• [Goal of the exercise] From the line containing "Enumerate this screenshot's" down to the last line, set down each line exactly as it is, and nothing more. Leave the pictures out.

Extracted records
****

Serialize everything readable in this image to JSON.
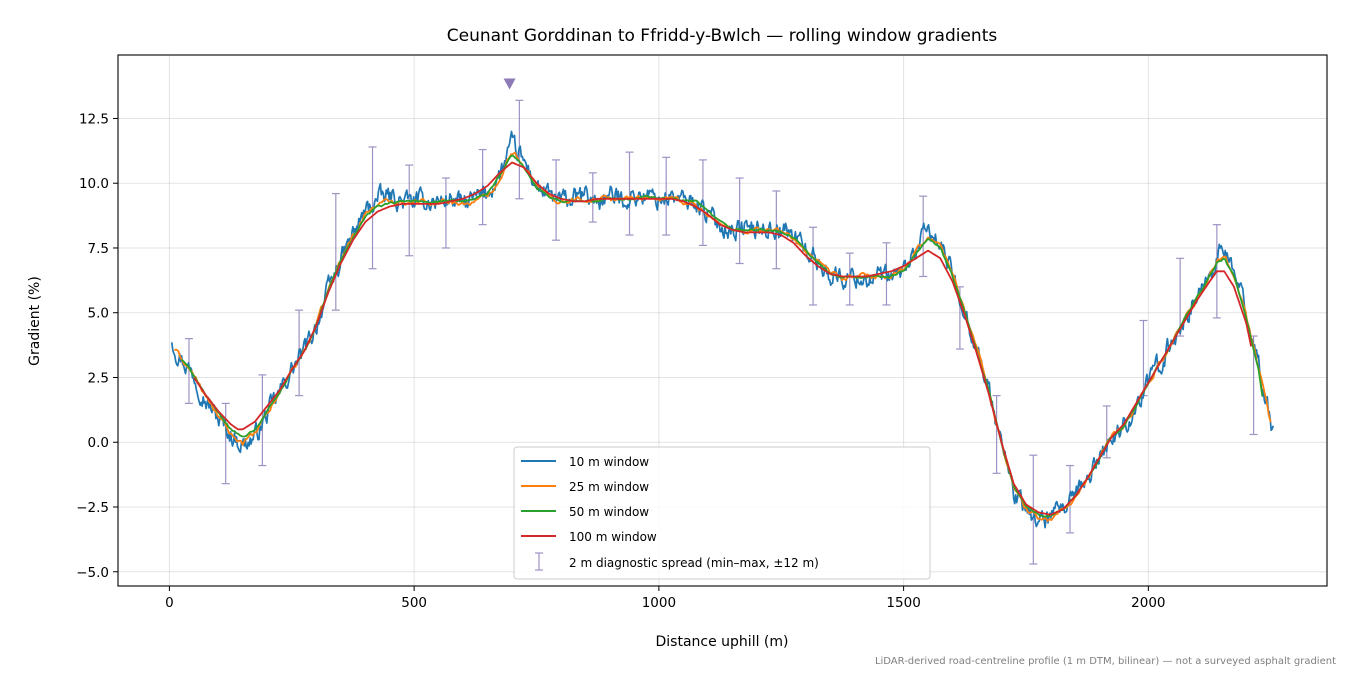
{
  "chart_data": {
    "type": "line",
    "title": "Ceunant Gorddinan to Ffridd-y-Bwlch — rolling window gradients",
    "xlabel": "Distance uphill (m)",
    "ylabel": "Gradient (%)",
    "xlim": [
      -105,
      2365
    ],
    "ylim": [
      -5.55,
      14.95
    ],
    "xticks": [
      0,
      500,
      1000,
      1500,
      2000
    ],
    "xtick_labels": [
      "0",
      "500",
      "1000",
      "1500",
      "2000"
    ],
    "yticks": [
      -5.0,
      -2.5,
      0.0,
      2.5,
      5.0,
      7.5,
      10.0,
      12.5
    ],
    "ytick_labels": [
      "−5.0",
      "−2.5",
      "0.0",
      "2.5",
      "5.0",
      "7.5",
      "10.0",
      "12.5"
    ],
    "grid": true,
    "legend_position": "lower center",
    "footnote": "LiDAR-derived road-centreline profile (1 m DTM, bilinear) — not a surveyed asphalt gradient",
    "peak_marker": {
      "x": 695,
      "y": 13.85
    },
    "series": [
      {
        "name": "10 m window",
        "color": "#1f77b4",
        "noise": 0.32,
        "x": [
          5,
          15,
          30,
          50,
          75,
          100,
          125,
          150,
          175,
          200,
          225,
          250,
          275,
          300,
          325,
          350,
          375,
          400,
          425,
          450,
          475,
          500,
          525,
          550,
          575,
          600,
          625,
          650,
          675,
          700,
          725,
          750,
          775,
          800,
          825,
          850,
          875,
          900,
          925,
          950,
          975,
          1000,
          1025,
          1050,
          1075,
          1100,
          1125,
          1150,
          1175,
          1200,
          1225,
          1250,
          1275,
          1300,
          1325,
          1350,
          1375,
          1400,
          1425,
          1450,
          1475,
          1500,
          1525,
          1550,
          1575,
          1600,
          1625,
          1650,
          1675,
          1700,
          1725,
          1750,
          1775,
          1800,
          1825,
          1850,
          1875,
          1900,
          1925,
          1950,
          1975,
          2000,
          2025,
          2050,
          2075,
          2100,
          2125,
          2140,
          2155,
          2175,
          2200,
          2225,
          2240,
          2255
        ],
        "y": [
          4.0,
          3.5,
          3.1,
          2.6,
          1.6,
          0.9,
          0.3,
          -0.1,
          0.2,
          1.1,
          1.9,
          2.8,
          3.5,
          4.5,
          5.9,
          7.0,
          8.0,
          8.9,
          9.4,
          9.5,
          9.3,
          9.3,
          9.3,
          9.3,
          9.4,
          9.2,
          9.4,
          9.6,
          10.3,
          11.5,
          10.8,
          9.9,
          9.5,
          9.3,
          9.4,
          9.5,
          9.3,
          9.5,
          9.4,
          9.5,
          9.5,
          9.4,
          9.5,
          9.3,
          9.3,
          8.8,
          8.4,
          8.2,
          8.3,
          8.2,
          8.3,
          8.2,
          8.0,
          7.5,
          6.9,
          6.5,
          6.3,
          6.4,
          6.3,
          6.4,
          6.3,
          6.6,
          7.4,
          8.2,
          7.6,
          6.5,
          5.1,
          3.6,
          1.9,
          0.0,
          -1.9,
          -2.7,
          -3.0,
          -3.0,
          -2.6,
          -2.2,
          -1.4,
          -0.6,
          0.2,
          0.6,
          1.4,
          2.3,
          3.1,
          3.9,
          4.8,
          5.6,
          6.5,
          7.1,
          7.4,
          6.6,
          5.0,
          3.0,
          1.5,
          0.5
        ]
      },
      {
        "name": "25 m window",
        "color": "#ff7f0e",
        "noise": 0.1,
        "x": [
          10,
          30,
          50,
          75,
          100,
          125,
          150,
          175,
          200,
          225,
          250,
          275,
          300,
          325,
          350,
          375,
          400,
          425,
          450,
          475,
          500,
          525,
          550,
          575,
          600,
          625,
          650,
          675,
          700,
          725,
          750,
          775,
          800,
          825,
          850,
          875,
          900,
          925,
          950,
          975,
          1000,
          1025,
          1050,
          1075,
          1100,
          1125,
          1150,
          1175,
          1200,
          1225,
          1250,
          1275,
          1300,
          1325,
          1350,
          1375,
          1400,
          1425,
          1450,
          1475,
          1500,
          1525,
          1550,
          1575,
          1600,
          1625,
          1650,
          1675,
          1700,
          1725,
          1750,
          1775,
          1800,
          1825,
          1850,
          1875,
          1900,
          1925,
          1950,
          1975,
          2000,
          2025,
          2050,
          2075,
          2100,
          2125,
          2140,
          2155,
          2175,
          2200,
          2225,
          2250
        ],
        "y": [
          3.6,
          3.1,
          2.6,
          1.7,
          1.0,
          0.3,
          0.0,
          0.3,
          1.1,
          1.9,
          2.8,
          3.5,
          4.5,
          5.9,
          7.0,
          8.0,
          8.8,
          9.2,
          9.3,
          9.3,
          9.3,
          9.3,
          9.3,
          9.3,
          9.2,
          9.3,
          9.5,
          10.2,
          11.3,
          10.7,
          9.9,
          9.5,
          9.3,
          9.4,
          9.4,
          9.4,
          9.4,
          9.4,
          9.4,
          9.5,
          9.4,
          9.4,
          9.3,
          9.2,
          8.8,
          8.4,
          8.2,
          8.2,
          8.2,
          8.2,
          8.1,
          7.9,
          7.4,
          6.9,
          6.5,
          6.3,
          6.4,
          6.4,
          6.4,
          6.4,
          6.6,
          7.3,
          8.0,
          7.6,
          6.5,
          5.1,
          3.6,
          1.9,
          0.0,
          -1.8,
          -2.6,
          -2.9,
          -3.0,
          -2.6,
          -2.2,
          -1.4,
          -0.6,
          0.2,
          0.6,
          1.4,
          2.3,
          3.1,
          3.9,
          4.8,
          5.6,
          6.4,
          7.0,
          7.2,
          6.5,
          4.9,
          2.9,
          0.7
        ]
      },
      {
        "name": "50 m window",
        "color": "#2ca02c",
        "noise": 0.04,
        "x": [
          25,
          50,
          75,
          100,
          125,
          150,
          175,
          200,
          225,
          250,
          275,
          300,
          325,
          350,
          375,
          400,
          425,
          450,
          475,
          500,
          525,
          550,
          575,
          600,
          625,
          650,
          675,
          700,
          725,
          750,
          775,
          800,
          825,
          850,
          875,
          900,
          925,
          950,
          975,
          1000,
          1025,
          1050,
          1075,
          1100,
          1125,
          1150,
          1175,
          1200,
          1225,
          1250,
          1275,
          1300,
          1325,
          1350,
          1375,
          1400,
          1425,
          1450,
          1475,
          1500,
          1525,
          1550,
          1575,
          1600,
          1625,
          1650,
          1675,
          1700,
          1725,
          1750,
          1775,
          1800,
          1825,
          1850,
          1875,
          1900,
          1925,
          1950,
          1975,
          2000,
          2025,
          2050,
          2075,
          2100,
          2125,
          2140,
          2155,
          2175,
          2200,
          2225,
          2235
        ],
        "y": [
          3.2,
          2.6,
          1.8,
          1.1,
          0.5,
          0.2,
          0.5,
          1.2,
          1.9,
          2.8,
          3.5,
          4.5,
          5.9,
          7.0,
          7.9,
          8.7,
          9.1,
          9.2,
          9.3,
          9.3,
          9.3,
          9.3,
          9.3,
          9.3,
          9.4,
          9.6,
          10.3,
          11.1,
          10.6,
          9.8,
          9.5,
          9.3,
          9.3,
          9.3,
          9.3,
          9.4,
          9.4,
          9.4,
          9.5,
          9.4,
          9.4,
          9.3,
          9.3,
          8.9,
          8.5,
          8.2,
          8.2,
          8.2,
          8.2,
          8.1,
          7.9,
          7.4,
          6.9,
          6.5,
          6.4,
          6.4,
          6.4,
          6.4,
          6.4,
          6.6,
          7.3,
          7.9,
          7.5,
          6.4,
          5.0,
          3.5,
          1.9,
          0.0,
          -1.7,
          -2.5,
          -2.8,
          -2.9,
          -2.6,
          -2.1,
          -1.4,
          -0.6,
          0.2,
          0.6,
          1.4,
          2.3,
          3.1,
          3.9,
          4.8,
          5.6,
          6.4,
          6.9,
          7.1,
          6.4,
          4.8,
          2.8,
          1.5
        ]
      },
      {
        "name": "100 m window",
        "color": "#d62728",
        "noise": 0.0,
        "x": [
          50,
          75,
          100,
          125,
          140,
          150,
          175,
          200,
          225,
          250,
          275,
          300,
          325,
          350,
          375,
          400,
          425,
          450,
          475,
          500,
          525,
          550,
          575,
          600,
          625,
          650,
          675,
          700,
          725,
          750,
          775,
          800,
          825,
          850,
          875,
          900,
          925,
          950,
          975,
          1000,
          1025,
          1050,
          1075,
          1100,
          1125,
          1150,
          1175,
          1200,
          1225,
          1250,
          1275,
          1300,
          1325,
          1350,
          1375,
          1400,
          1425,
          1450,
          1475,
          1500,
          1525,
          1550,
          1575,
          1600,
          1625,
          1650,
          1675,
          1700,
          1725,
          1750,
          1775,
          1800,
          1825,
          1850,
          1875,
          1900,
          1925,
          1950,
          1975,
          2000,
          2025,
          2050,
          2075,
          2100,
          2125,
          2140,
          2155,
          2175,
          2200,
          2210
        ],
        "y": [
          2.5,
          1.8,
          1.2,
          0.7,
          0.5,
          0.5,
          0.8,
          1.4,
          2.0,
          2.8,
          3.5,
          4.5,
          5.8,
          6.9,
          7.8,
          8.5,
          8.9,
          9.1,
          9.2,
          9.2,
          9.2,
          9.2,
          9.3,
          9.4,
          9.6,
          9.9,
          10.4,
          10.8,
          10.6,
          10.0,
          9.6,
          9.4,
          9.3,
          9.3,
          9.4,
          9.4,
          9.4,
          9.4,
          9.4,
          9.4,
          9.4,
          9.3,
          9.1,
          8.8,
          8.4,
          8.2,
          8.1,
          8.1,
          8.1,
          8.0,
          7.7,
          7.2,
          6.8,
          6.5,
          6.4,
          6.4,
          6.4,
          6.5,
          6.6,
          6.8,
          7.1,
          7.4,
          7.1,
          6.2,
          4.9,
          3.4,
          1.8,
          0.0,
          -1.6,
          -2.4,
          -2.7,
          -2.8,
          -2.6,
          -2.1,
          -1.4,
          -0.6,
          0.2,
          0.7,
          1.5,
          2.3,
          3.1,
          3.9,
          4.7,
          5.5,
          6.2,
          6.6,
          6.6,
          6.0,
          4.6,
          3.7
        ]
      }
    ],
    "error_bars": {
      "name": "2 m diagnostic spread (min–max, ±12 m)",
      "color": "#9f92c4",
      "x": [
        40,
        115,
        190,
        265,
        340,
        415,
        490,
        565,
        640,
        715,
        790,
        865,
        940,
        1015,
        1090,
        1165,
        1240,
        1315,
        1390,
        1465,
        1540,
        1615,
        1690,
        1765,
        1840,
        1915,
        1990,
        2065,
        2140,
        2215
      ],
      "low": [
        1.5,
        -1.6,
        -0.9,
        1.8,
        5.1,
        6.7,
        7.2,
        7.5,
        8.4,
        9.4,
        7.8,
        8.5,
        8.0,
        8.0,
        7.6,
        6.9,
        6.7,
        5.3,
        5.3,
        5.3,
        6.4,
        3.6,
        -1.2,
        -4.7,
        -3.5,
        -0.6,
        1.8,
        4.1,
        4.8,
        0.3
      ],
      "high": [
        4.0,
        1.5,
        2.6,
        5.1,
        9.6,
        11.4,
        10.7,
        10.2,
        11.3,
        13.2,
        10.9,
        10.4,
        11.2,
        11.0,
        10.9,
        10.2,
        9.7,
        8.3,
        7.3,
        7.7,
        9.5,
        6.0,
        1.8,
        -0.5,
        -0.9,
        1.4,
        4.7,
        7.1,
        8.4,
        4.1
      ]
    }
  }
}
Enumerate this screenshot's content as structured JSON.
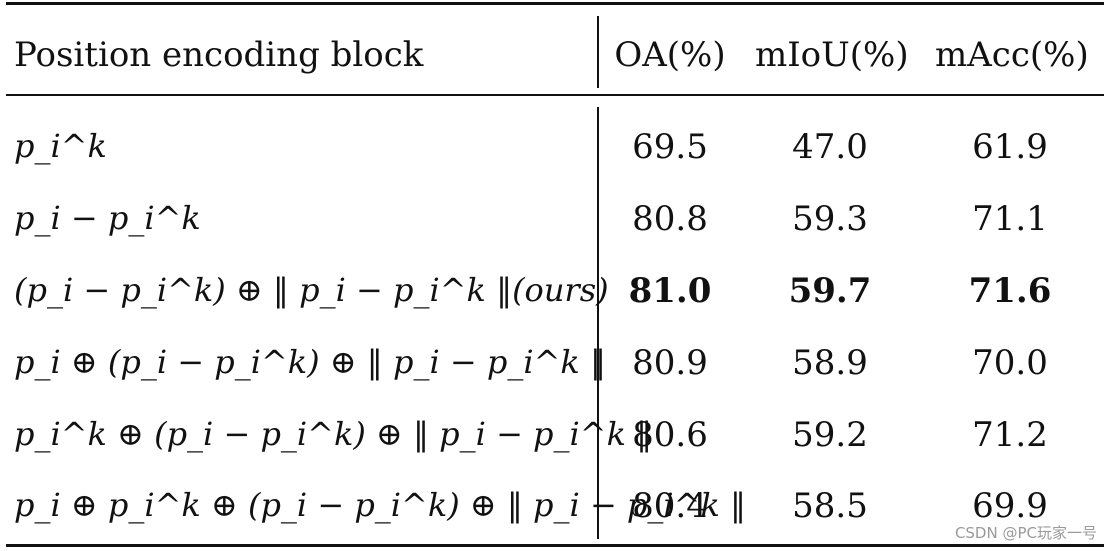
{
  "table": {
    "headers": [
      "Position encoding block",
      "OA(%)",
      "mIoU(%)",
      "mAcc(%)"
    ],
    "rows": [
      {
        "label": "p_i^k",
        "oa": "69.5",
        "miou": "47.0",
        "macc": "61.9",
        "bold": false
      },
      {
        "label": "p_i − p_i^k",
        "oa": "80.8",
        "miou": "59.3",
        "macc": "71.1",
        "bold": false
      },
      {
        "label": "(p_i − p_i^k) ⊕ ‖ p_i − p_i^k ‖(ours)",
        "oa": "81.0",
        "miou": "59.7",
        "macc": "71.6",
        "bold": true
      },
      {
        "label": "p_i ⊕ (p_i − p_i^k) ⊕ ‖ p_i − p_i^k ‖",
        "oa": "80.9",
        "miou": "58.9",
        "macc": "70.0",
        "bold": false
      },
      {
        "label": "p_i^k ⊕ (p_i − p_i^k) ⊕ ‖ p_i − p_i^k ‖",
        "oa": "80.6",
        "miou": "59.2",
        "macc": "71.2",
        "bold": false
      },
      {
        "label": "p_i ⊕ p_i^k ⊕ (p_i − p_i^k) ⊕ ‖ p_i − p_i^k ‖",
        "oa": "80.4",
        "miou": "58.5",
        "macc": "69.9",
        "bold": false
      }
    ]
  },
  "watermark": "CSDN @PC玩家一号"
}
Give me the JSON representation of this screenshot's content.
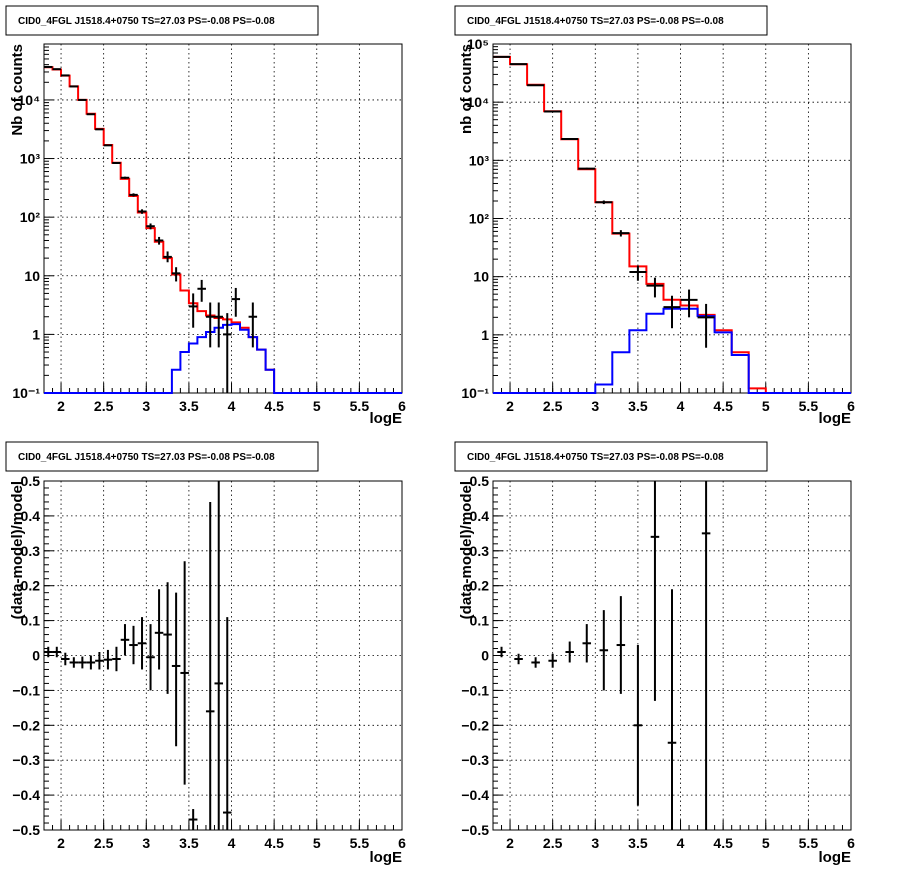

****

• [Result for this task]
Enumerate this screenshot's content as structured JSON.
{
  "table": {
    "headers": [
      "Position encoding block",
      "OA(%)",
      "mIoU(%)",
      "mAcc(%)"
    ],
    "rows": [
      {
        "label": "p_i^k",
        "oa": "69.5",
        "miou": "47.0",
        "macc": "61.9",
        "bold": false
      },
      {
        "label": "p_i − p_i^k",
        "oa": "80.8",
        "miou": "59.3",
        "macc": "71.1",
        "bold": false
      },
      {
        "label": "(p_i − p_i^k) ⊕ ‖ p_i − p_i^k ‖(ours)",
        "oa": "81.0",
        "miou": "59.7",
        "macc": "71.6",
        "bold": true
      },
      {
        "label": "p_i ⊕ (p_i − p_i^k) ⊕ ‖ p_i − p_i^k ‖",
        "oa": "80.9",
        "miou": "58.9",
        "macc": "70.0",
        "bold": false
      },
      {
        "label": "p_i^k ⊕ (p_i − p_i^k) ⊕ ‖ p_i − p_i^k ‖",
        "oa": "80.6",
        "miou": "59.2",
        "macc": "71.2",
        "bold": false
      },
      {
        "label": "p_i ⊕ p_i^k ⊕ (p_i − p_i^k) ⊕ ‖ p_i − p_i^k ‖",
        "oa": "80.4",
        "miou": "58.5",
        "macc": "69.9",
        "bold": false
      }
    ]
  },
  "watermark": "CSDN @PC玩家一号"
}
Give me the JSON representation of this screenshot's content.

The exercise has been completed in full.